→ **What this task involves**
Print the data exactly, leaving nothing out.

Figure dataset records:
* BEGIN *

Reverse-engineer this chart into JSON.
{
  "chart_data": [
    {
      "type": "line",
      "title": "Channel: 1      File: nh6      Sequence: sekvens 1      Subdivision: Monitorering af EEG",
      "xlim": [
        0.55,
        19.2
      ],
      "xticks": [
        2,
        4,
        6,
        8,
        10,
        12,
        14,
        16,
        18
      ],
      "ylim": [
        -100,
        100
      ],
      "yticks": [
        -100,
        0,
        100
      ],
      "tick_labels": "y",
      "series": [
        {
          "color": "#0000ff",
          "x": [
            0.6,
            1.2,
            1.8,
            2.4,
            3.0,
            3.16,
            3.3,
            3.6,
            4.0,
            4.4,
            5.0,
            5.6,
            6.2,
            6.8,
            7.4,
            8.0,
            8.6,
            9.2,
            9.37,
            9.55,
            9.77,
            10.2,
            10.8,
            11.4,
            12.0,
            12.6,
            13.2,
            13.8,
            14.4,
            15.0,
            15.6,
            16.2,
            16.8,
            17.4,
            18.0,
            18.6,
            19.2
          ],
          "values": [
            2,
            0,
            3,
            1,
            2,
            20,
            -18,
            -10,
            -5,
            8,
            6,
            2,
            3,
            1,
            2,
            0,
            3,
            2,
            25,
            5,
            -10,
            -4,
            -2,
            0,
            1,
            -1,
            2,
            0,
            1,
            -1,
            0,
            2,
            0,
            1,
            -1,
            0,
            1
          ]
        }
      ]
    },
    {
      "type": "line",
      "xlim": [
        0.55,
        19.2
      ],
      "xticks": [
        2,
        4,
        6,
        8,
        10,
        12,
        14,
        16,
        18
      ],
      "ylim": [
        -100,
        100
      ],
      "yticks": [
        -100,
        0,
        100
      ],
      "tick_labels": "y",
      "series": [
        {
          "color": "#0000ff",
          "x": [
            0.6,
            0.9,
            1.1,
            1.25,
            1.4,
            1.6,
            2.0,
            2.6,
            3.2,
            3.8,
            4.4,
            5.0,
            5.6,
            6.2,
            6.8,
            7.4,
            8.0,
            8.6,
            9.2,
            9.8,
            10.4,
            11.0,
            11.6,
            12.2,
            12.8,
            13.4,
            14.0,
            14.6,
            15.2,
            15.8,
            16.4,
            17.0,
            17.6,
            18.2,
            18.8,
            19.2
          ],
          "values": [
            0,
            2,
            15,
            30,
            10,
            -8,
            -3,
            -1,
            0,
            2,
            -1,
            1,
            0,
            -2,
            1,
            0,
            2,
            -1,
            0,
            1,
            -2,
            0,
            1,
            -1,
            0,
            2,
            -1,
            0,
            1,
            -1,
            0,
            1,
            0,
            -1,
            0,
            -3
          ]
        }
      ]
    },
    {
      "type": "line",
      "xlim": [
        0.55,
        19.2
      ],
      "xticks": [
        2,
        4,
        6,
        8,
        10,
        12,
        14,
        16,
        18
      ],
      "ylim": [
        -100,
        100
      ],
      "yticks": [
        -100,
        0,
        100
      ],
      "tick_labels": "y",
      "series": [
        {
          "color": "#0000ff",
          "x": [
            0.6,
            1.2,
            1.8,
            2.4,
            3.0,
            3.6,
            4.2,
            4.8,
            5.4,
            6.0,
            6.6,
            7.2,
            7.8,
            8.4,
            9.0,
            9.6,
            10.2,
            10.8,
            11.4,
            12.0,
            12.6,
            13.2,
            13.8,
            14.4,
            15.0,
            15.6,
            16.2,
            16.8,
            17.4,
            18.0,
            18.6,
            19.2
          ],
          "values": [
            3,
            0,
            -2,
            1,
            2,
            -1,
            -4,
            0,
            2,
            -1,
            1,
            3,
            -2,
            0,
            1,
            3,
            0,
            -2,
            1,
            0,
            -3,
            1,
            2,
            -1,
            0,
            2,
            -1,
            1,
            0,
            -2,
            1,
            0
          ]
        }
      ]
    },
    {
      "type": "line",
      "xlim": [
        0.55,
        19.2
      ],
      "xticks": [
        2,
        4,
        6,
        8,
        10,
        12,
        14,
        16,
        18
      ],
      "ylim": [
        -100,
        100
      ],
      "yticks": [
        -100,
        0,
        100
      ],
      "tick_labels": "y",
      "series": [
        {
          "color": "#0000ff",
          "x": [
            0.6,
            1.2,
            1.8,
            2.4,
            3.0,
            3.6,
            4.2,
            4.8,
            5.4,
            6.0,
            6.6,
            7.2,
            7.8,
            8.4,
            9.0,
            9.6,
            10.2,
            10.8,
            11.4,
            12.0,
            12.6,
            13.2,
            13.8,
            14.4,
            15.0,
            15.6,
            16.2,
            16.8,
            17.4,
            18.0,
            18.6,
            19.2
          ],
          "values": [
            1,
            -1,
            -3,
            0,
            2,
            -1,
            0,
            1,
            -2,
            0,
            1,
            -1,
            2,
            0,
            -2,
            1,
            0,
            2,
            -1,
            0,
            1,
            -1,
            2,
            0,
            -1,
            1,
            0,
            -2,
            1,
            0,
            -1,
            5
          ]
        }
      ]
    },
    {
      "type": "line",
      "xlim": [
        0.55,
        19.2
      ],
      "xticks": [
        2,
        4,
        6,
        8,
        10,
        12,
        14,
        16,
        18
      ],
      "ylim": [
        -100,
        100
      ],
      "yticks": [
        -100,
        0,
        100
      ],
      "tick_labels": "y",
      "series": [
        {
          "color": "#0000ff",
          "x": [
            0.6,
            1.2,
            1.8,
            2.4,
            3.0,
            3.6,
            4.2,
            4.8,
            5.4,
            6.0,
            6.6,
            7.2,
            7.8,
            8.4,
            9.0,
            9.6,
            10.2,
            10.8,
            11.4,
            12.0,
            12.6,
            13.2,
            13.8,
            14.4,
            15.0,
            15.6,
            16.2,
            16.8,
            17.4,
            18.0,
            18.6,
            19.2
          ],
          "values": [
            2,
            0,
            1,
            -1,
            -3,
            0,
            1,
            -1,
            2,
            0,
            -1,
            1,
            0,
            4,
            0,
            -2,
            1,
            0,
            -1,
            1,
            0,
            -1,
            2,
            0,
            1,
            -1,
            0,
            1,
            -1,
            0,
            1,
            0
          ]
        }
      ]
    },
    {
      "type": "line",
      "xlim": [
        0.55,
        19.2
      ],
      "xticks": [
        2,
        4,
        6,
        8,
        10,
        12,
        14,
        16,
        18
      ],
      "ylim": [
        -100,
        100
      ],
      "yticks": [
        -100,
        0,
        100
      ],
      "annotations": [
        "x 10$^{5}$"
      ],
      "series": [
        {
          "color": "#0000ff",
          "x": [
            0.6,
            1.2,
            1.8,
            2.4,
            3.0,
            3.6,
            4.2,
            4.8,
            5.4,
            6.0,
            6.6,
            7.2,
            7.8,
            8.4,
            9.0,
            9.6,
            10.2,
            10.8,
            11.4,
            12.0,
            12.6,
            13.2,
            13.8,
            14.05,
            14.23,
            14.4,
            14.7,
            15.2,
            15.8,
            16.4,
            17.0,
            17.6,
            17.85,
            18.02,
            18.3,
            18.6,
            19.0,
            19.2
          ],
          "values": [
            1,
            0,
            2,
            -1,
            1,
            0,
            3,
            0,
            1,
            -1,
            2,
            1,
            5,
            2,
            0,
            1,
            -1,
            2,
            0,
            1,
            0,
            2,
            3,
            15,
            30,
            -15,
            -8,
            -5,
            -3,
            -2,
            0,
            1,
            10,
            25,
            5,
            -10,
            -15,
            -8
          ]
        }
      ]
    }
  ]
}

* END *

→ **Expected output**
Reverse-engineer this chart into JSON.
{
  "chart_data": [
    {
      "type": "line",
      "title": "Channel: 1      File: nh6      Sequence: sekvens 1      Subdivision: Monitorering af EEG",
      "xlim": [
        0.55,
        19.2
      ],
      "xticks": [
        2,
        4,
        6,
        8,
        10,
        12,
        14,
        16,
        18
      ],
      "ylim": [
        -100,
        100
      ],
      "yticks": [
        -100,
        0,
        100
      ],
      "tick_labels": "y",
      "series": [
        {
          "color": "#0000ff",
          "x": [
            0.6,
            1.2,
            1.8,
            2.4,
            3.0,
            3.16,
            3.3,
            3.6,
            4.0,
            4.4,
            5.0,
            5.6,
            6.2,
            6.8,
            7.4,
            8.0,
            8.6,
            9.2,
            9.37,
            9.55,
            9.77,
            10.2,
            10.8,
            11.4,
            12.0,
            12.6,
            13.2,
            13.8,
            14.4,
            15.0,
            15.6,
            16.2,
            16.8,
            17.4,
            18.0,
            18.6,
            19.2
          ],
          "values": [
            2,
            0,
            3,
            1,
            2,
            20,
            -18,
            -10,
            -5,
            8,
            6,
            2,
            3,
            1,
            2,
            0,
            3,
            2,
            25,
            5,
            -10,
            -4,
            -2,
            0,
            1,
            -1,
            2,
            0,
            1,
            -1,
            0,
            2,
            0,
            1,
            -1,
            0,
            1
          ]
        }
      ]
    },
    {
      "type": "line",
      "xlim": [
        0.55,
        19.2
      ],
      "xticks": [
        2,
        4,
        6,
        8,
        10,
        12,
        14,
        16,
        18
      ],
      "ylim": [
        -100,
        100
      ],
      "yticks": [
        -100,
        0,
        100
      ],
      "tick_labels": "y",
      "series": [
        {
          "color": "#0000ff",
          "x": [
            0.6,
            0.9,
            1.1,
            1.25,
            1.4,
            1.6,
            2.0,
            2.6,
            3.2,
            3.8,
            4.4,
            5.0,
            5.6,
            6.2,
            6.8,
            7.4,
            8.0,
            8.6,
            9.2,
            9.8,
            10.4,
            11.0,
            11.6,
            12.2,
            12.8,
            13.4,
            14.0,
            14.6,
            15.2,
            15.8,
            16.4,
            17.0,
            17.6,
            18.2,
            18.8,
            19.2
          ],
          "values": [
            0,
            2,
            15,
            30,
            10,
            -8,
            -3,
            -1,
            0,
            2,
            -1,
            1,
            0,
            -2,
            1,
            0,
            2,
            -1,
            0,
            1,
            -2,
            0,
            1,
            -1,
            0,
            2,
            -1,
            0,
            1,
            -1,
            0,
            1,
            0,
            -1,
            0,
            -3
          ]
        }
      ]
    },
    {
      "type": "line",
      "xlim": [
        0.55,
        19.2
      ],
      "xticks": [
        2,
        4,
        6,
        8,
        10,
        12,
        14,
        16,
        18
      ],
      "ylim": [
        -100,
        100
      ],
      "yticks": [
        -100,
        0,
        100
      ],
      "tick_labels": "y",
      "series": [
        {
          "color": "#0000ff",
          "x": [
            0.6,
            1.2,
            1.8,
            2.4,
            3.0,
            3.6,
            4.2,
            4.8,
            5.4,
            6.0,
            6.6,
            7.2,
            7.8,
            8.4,
            9.0,
            9.6,
            10.2,
            10.8,
            11.4,
            12.0,
            12.6,
            13.2,
            13.8,
            14.4,
            15.0,
            15.6,
            16.2,
            16.8,
            17.4,
            18.0,
            18.6,
            19.2
          ],
          "values": [
            3,
            0,
            -2,
            1,
            2,
            -1,
            -4,
            0,
            2,
            -1,
            1,
            3,
            -2,
            0,
            1,
            3,
            0,
            -2,
            1,
            0,
            -3,
            1,
            2,
            -1,
            0,
            2,
            -1,
            1,
            0,
            -2,
            1,
            0
          ]
        }
      ]
    },
    {
      "type": "line",
      "xlim": [
        0.55,
        19.2
      ],
      "xticks": [
        2,
        4,
        6,
        8,
        10,
        12,
        14,
        16,
        18
      ],
      "ylim": [
        -100,
        100
      ],
      "yticks": [
        -100,
        0,
        100
      ],
      "tick_labels": "y",
      "series": [
        {
          "color": "#0000ff",
          "x": [
            0.6,
            1.2,
            1.8,
            2.4,
            3.0,
            3.6,
            4.2,
            4.8,
            5.4,
            6.0,
            6.6,
            7.2,
            7.8,
            8.4,
            9.0,
            9.6,
            10.2,
            10.8,
            11.4,
            12.0,
            12.6,
            13.2,
            13.8,
            14.4,
            15.0,
            15.6,
            16.2,
            16.8,
            17.4,
            18.0,
            18.6,
            19.2
          ],
          "values": [
            1,
            -1,
            -3,
            0,
            2,
            -1,
            0,
            1,
            -2,
            0,
            1,
            -1,
            2,
            0,
            -2,
            1,
            0,
            2,
            -1,
            0,
            1,
            -1,
            2,
            0,
            -1,
            1,
            0,
            -2,
            1,
            0,
            -1,
            5
          ]
        }
      ]
    },
    {
      "type": "line",
      "xlim": [
        0.55,
        19.2
      ],
      "xticks": [
        2,
        4,
        6,
        8,
        10,
        12,
        14,
        16,
        18
      ],
      "ylim": [
        -100,
        100
      ],
      "yticks": [
        -100,
        0,
        100
      ],
      "tick_labels": "y",
      "series": [
        {
          "color": "#0000ff",
          "x": [
            0.6,
            1.2,
            1.8,
            2.4,
            3.0,
            3.6,
            4.2,
            4.8,
            5.4,
            6.0,
            6.6,
            7.2,
            7.8,
            8.4,
            9.0,
            9.6,
            10.2,
            10.8,
            11.4,
            12.0,
            12.6,
            13.2,
            13.8,
            14.4,
            15.0,
            15.6,
            16.2,
            16.8,
            17.4,
            18.0,
            18.6,
            19.2
          ],
          "values": [
            2,
            0,
            1,
            -1,
            -3,
            0,
            1,
            -1,
            2,
            0,
            -1,
            1,
            0,
            4,
            0,
            -2,
            1,
            0,
            -1,
            1,
            0,
            -1,
            2,
            0,
            1,
            -1,
            0,
            1,
            -1,
            0,
            1,
            0
          ]
        }
      ]
    },
    {
      "type": "line",
      "xlim": [
        0.55,
        19.2
      ],
      "xticks": [
        2,
        4,
        6,
        8,
        10,
        12,
        14,
        16,
        18
      ],
      "ylim": [
        -100,
        100
      ],
      "yticks": [
        -100,
        0,
        100
      ],
      "annotations": [
        "x 10$^{5}$"
      ],
      "series": [
        {
          "color": "#0000ff",
          "x": [
            0.6,
            1.2,
            1.8,
            2.4,
            3.0,
            3.6,
            4.2,
            4.8,
            5.4,
            6.0,
            6.6,
            7.2,
            7.8,
            8.4,
            9.0,
            9.6,
            10.2,
            10.8,
            11.4,
            12.0,
            12.6,
            13.2,
            13.8,
            14.05,
            14.23,
            14.4,
            14.7,
            15.2,
            15.8,
            16.4,
            17.0,
            17.6,
            17.85,
            18.02,
            18.3,
            18.6,
            19.0,
            19.2
          ],
          "values": [
            1,
            0,
            2,
            -1,
            1,
            0,
            3,
            0,
            1,
            -1,
            2,
            1,
            5,
            2,
            0,
            1,
            -1,
            2,
            0,
            1,
            0,
            2,
            3,
            15,
            30,
            -15,
            -8,
            -5,
            -3,
            -2,
            0,
            1,
            10,
            25,
            5,
            -10,
            -15,
            -8
          ]
        }
      ]
    }
  ]
}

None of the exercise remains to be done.